DIRECTION:
For the entries that follow, state how many lines include the word "this", giving the number and nothing else.

++++++++++

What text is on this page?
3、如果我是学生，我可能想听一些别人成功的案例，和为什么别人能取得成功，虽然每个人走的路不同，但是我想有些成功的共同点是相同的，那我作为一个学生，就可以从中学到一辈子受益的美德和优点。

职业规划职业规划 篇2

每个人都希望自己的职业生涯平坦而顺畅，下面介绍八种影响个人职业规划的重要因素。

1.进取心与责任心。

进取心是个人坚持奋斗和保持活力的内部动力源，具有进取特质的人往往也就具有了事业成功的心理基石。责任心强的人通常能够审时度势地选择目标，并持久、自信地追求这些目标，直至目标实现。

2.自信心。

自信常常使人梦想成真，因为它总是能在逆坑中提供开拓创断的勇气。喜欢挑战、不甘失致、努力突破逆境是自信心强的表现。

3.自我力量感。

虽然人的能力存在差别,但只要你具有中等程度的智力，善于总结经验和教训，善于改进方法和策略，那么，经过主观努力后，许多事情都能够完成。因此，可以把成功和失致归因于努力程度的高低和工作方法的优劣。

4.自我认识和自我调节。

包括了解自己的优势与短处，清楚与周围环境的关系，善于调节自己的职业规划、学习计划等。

++++++++++

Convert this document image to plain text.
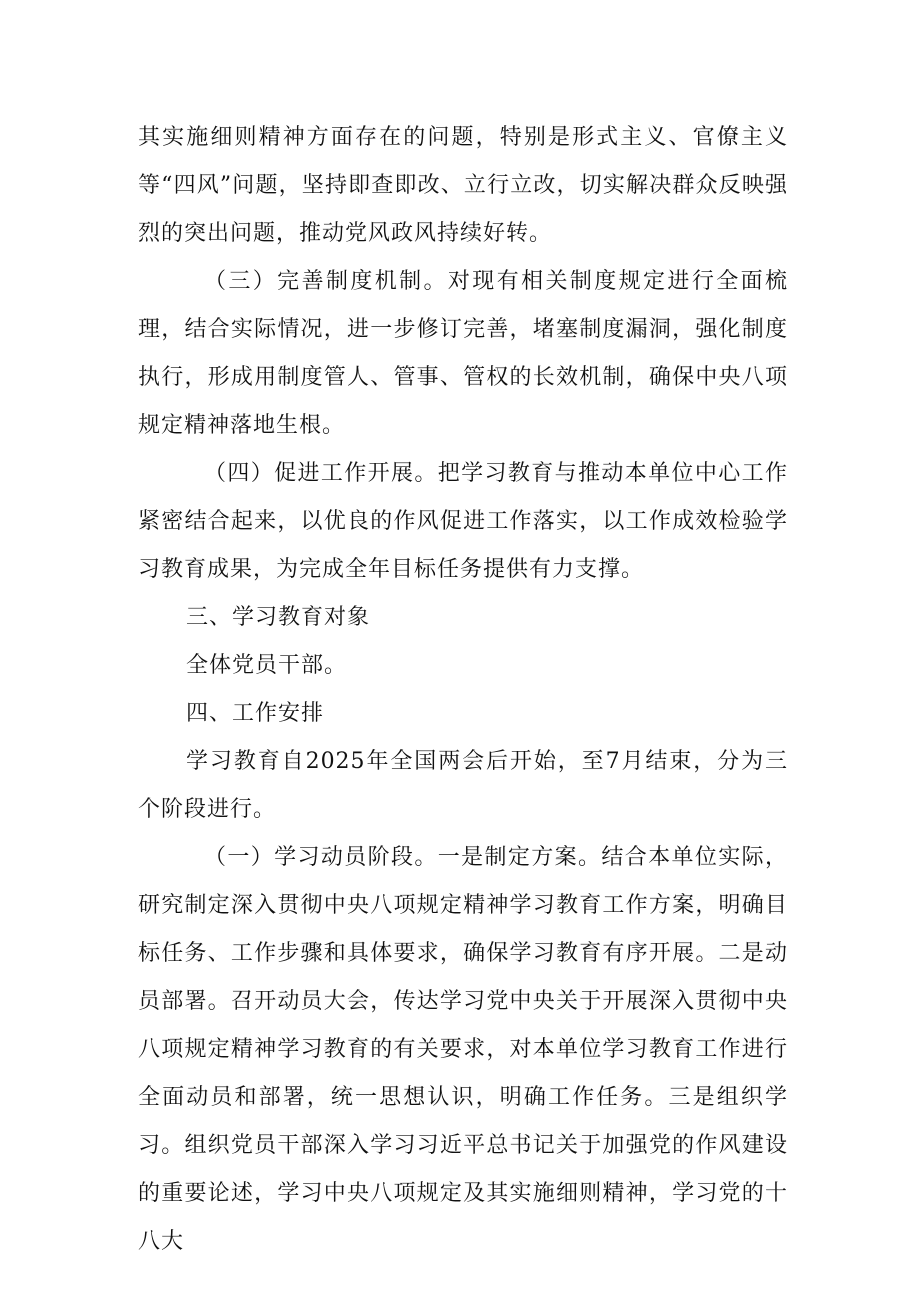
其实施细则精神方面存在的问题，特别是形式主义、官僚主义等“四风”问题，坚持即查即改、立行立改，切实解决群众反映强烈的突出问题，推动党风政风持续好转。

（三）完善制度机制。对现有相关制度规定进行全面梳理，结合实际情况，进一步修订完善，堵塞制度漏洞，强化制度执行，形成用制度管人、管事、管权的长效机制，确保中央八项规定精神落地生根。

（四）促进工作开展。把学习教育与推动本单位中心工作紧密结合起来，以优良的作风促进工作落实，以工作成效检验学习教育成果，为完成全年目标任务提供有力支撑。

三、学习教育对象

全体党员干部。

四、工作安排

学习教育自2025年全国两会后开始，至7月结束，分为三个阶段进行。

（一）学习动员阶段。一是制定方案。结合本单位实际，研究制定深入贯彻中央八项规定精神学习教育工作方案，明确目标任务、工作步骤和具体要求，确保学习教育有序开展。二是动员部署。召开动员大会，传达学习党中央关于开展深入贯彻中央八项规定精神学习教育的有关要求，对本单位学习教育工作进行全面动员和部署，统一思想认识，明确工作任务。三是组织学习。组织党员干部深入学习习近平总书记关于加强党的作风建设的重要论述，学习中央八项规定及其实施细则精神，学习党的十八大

++++++++++

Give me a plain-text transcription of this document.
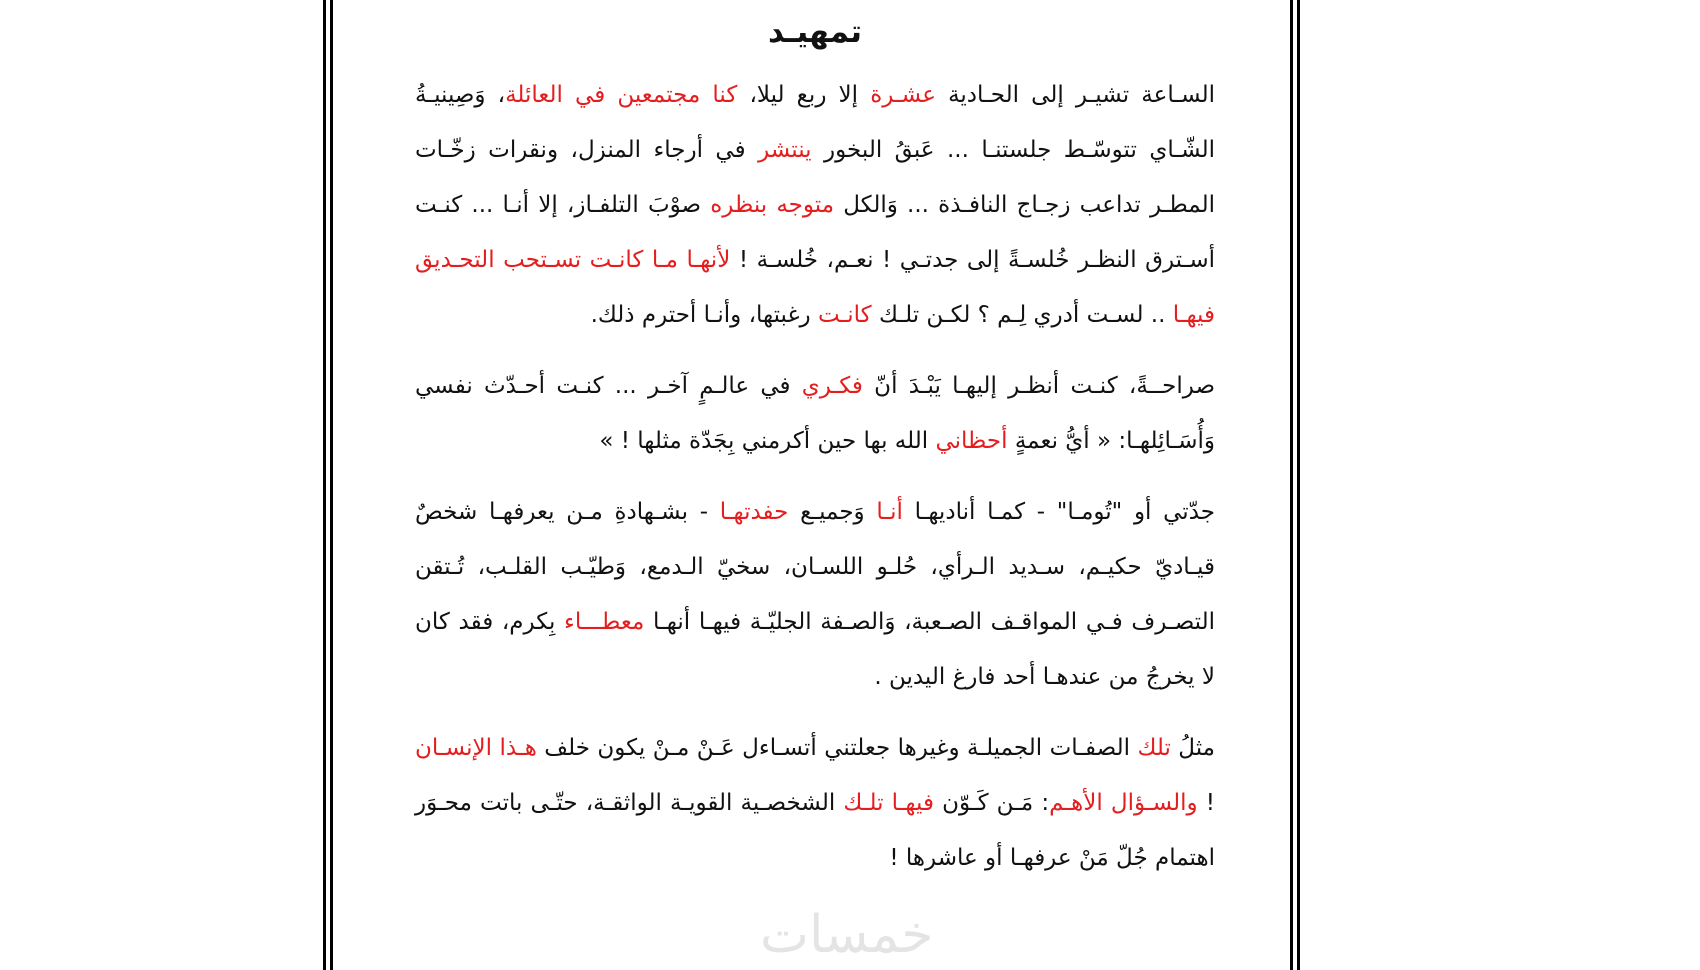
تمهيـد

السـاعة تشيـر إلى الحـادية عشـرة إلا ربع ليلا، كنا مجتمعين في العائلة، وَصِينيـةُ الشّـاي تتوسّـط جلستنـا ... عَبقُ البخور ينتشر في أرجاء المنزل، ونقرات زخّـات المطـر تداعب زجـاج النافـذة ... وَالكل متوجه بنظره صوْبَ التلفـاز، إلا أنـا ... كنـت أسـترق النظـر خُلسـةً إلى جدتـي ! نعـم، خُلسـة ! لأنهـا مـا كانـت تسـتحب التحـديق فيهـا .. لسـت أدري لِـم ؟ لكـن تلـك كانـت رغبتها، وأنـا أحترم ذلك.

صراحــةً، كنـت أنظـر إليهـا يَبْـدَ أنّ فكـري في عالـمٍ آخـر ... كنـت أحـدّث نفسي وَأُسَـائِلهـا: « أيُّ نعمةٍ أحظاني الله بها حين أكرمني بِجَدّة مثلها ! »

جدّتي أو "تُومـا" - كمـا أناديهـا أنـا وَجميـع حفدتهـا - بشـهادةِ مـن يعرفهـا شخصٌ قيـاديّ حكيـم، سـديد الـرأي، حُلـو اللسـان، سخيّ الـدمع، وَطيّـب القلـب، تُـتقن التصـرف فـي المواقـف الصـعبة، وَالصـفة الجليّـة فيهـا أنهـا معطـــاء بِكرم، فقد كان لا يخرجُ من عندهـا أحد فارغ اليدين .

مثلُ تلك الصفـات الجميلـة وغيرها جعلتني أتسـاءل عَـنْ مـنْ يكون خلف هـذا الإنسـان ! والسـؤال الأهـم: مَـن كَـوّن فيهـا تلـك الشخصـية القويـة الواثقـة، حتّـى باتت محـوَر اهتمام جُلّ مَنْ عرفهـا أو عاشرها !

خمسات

++++++++++

EXERCISE SOLUTION:
3